**TO DO:**
Rewrite the Jing Zhiyuan profile from "Jing Zhiyuan (靖志远" to "served as commander of the Second Artillery Corps.", changing "Second Artillery Corps" to "Second Artillery Force".
PROVIDED PASSAGE Start Marker
Jing Zhiyuan (靖志远 (Jìng Zhìyuǎn); born 1944) is a retired general (shang jiang) in the Chinese People's Liberation Army. He served as commander of the Second Artillery Corps.

==Military career==
His ancestors are from Linshu, Shandong province, and he was born in Xiangyang, Hubei province. Jing joined the People's Liberation Army in August 1963. From November 1985 to February 1993, he served as the head of the base general staff and the deputy commander of the Second Artillery Corps. He became a major general in the PLA in July 1990. From 1993 to February 1999, Jing served as the commander of the base of the Second Artillery Corps. From 1999 to January 2003, he served as the head of the general staff of the Corps and a member of the Chinese Communist Party standing committee for it. He became a lieutenant general in July 2000. In 2003, he returned to his previous post as commander of the Second Artillery Corps. In September 2004, along with Zhang Dingfa from the People's Liberation Army Navy (PLAN), Jing was chosen to become a member of the Central Military Commission; he was the first commander from the Second Artillery to receive this appointment. He was elevated to the rank of general on September 20, 2004. He retired in November 2012 and was replaced by General Wei Fenghe, and retired from Central Military Commission in March 2013.
PROVIDED PASSAGE End Marker
GIVEN ENTRIES Start Marker
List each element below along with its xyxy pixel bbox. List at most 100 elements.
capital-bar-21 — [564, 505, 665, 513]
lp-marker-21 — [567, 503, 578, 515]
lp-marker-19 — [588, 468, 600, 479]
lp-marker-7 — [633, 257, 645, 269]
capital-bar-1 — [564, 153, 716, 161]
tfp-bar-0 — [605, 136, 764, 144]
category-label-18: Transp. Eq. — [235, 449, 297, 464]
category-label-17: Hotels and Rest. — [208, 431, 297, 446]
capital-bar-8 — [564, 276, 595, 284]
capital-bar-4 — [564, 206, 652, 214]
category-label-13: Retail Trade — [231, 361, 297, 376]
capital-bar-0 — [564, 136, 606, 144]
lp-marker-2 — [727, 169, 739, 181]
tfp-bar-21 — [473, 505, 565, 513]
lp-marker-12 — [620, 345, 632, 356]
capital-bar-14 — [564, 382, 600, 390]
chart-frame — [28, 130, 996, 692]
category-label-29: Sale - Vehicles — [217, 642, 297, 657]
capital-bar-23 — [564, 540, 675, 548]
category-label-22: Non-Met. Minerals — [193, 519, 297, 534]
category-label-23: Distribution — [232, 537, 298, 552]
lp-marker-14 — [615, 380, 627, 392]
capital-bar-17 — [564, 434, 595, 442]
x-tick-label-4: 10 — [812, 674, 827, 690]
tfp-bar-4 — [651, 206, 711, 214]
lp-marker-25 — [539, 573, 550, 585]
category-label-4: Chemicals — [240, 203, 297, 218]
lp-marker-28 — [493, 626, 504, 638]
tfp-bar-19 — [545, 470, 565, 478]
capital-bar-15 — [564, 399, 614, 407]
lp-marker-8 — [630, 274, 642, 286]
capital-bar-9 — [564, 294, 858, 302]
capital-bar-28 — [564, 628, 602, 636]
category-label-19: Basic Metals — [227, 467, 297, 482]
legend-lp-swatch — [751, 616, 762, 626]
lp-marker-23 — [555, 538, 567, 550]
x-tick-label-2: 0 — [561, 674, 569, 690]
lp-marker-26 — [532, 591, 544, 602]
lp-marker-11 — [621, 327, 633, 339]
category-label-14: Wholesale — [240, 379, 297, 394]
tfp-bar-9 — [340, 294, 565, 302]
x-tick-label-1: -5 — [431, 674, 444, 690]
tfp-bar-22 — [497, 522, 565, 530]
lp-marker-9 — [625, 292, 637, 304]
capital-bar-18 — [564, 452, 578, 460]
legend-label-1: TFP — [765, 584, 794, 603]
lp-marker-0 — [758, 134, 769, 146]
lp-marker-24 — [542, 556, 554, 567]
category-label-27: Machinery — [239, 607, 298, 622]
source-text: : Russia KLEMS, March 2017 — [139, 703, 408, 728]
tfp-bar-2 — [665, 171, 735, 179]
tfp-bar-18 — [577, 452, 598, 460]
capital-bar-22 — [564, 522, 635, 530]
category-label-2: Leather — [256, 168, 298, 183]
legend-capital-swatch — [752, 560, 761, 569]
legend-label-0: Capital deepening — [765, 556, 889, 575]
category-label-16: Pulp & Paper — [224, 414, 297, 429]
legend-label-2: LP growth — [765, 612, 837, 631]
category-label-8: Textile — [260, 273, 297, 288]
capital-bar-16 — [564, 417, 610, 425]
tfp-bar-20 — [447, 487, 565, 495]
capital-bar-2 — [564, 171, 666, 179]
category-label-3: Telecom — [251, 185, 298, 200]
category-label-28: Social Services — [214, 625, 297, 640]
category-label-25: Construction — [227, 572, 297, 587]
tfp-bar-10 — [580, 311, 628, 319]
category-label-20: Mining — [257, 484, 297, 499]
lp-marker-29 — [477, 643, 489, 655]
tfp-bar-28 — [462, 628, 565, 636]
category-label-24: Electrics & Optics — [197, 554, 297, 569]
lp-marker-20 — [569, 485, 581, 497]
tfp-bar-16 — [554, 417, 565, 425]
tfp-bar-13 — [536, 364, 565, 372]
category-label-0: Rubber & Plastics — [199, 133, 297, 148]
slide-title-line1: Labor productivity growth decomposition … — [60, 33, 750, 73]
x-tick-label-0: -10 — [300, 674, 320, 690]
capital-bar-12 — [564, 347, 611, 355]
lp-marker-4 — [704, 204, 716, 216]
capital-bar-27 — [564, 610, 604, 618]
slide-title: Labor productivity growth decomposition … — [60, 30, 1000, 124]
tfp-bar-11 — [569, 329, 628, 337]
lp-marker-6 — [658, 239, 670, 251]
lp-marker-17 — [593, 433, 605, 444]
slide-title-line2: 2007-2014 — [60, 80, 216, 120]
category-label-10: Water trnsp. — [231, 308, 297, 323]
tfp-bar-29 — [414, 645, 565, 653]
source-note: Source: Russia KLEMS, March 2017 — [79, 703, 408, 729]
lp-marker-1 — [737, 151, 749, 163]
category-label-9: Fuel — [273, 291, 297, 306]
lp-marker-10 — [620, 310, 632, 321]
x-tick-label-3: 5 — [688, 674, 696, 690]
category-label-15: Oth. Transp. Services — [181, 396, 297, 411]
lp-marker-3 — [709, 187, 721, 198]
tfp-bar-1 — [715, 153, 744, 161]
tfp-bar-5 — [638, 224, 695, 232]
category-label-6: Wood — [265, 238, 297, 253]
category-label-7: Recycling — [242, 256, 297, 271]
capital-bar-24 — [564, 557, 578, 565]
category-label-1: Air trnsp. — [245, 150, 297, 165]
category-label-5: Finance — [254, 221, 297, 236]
GIVEN ENTRIES End Marker
**REPLY TO THE TASK:**
Jing Zhiyuan (靖志远 (Jìng Zhìyuǎn); born 1944) is a retired general (shang jiang) in the Chinese People's Liberation Army. He served as commander of the Second Artillery Force.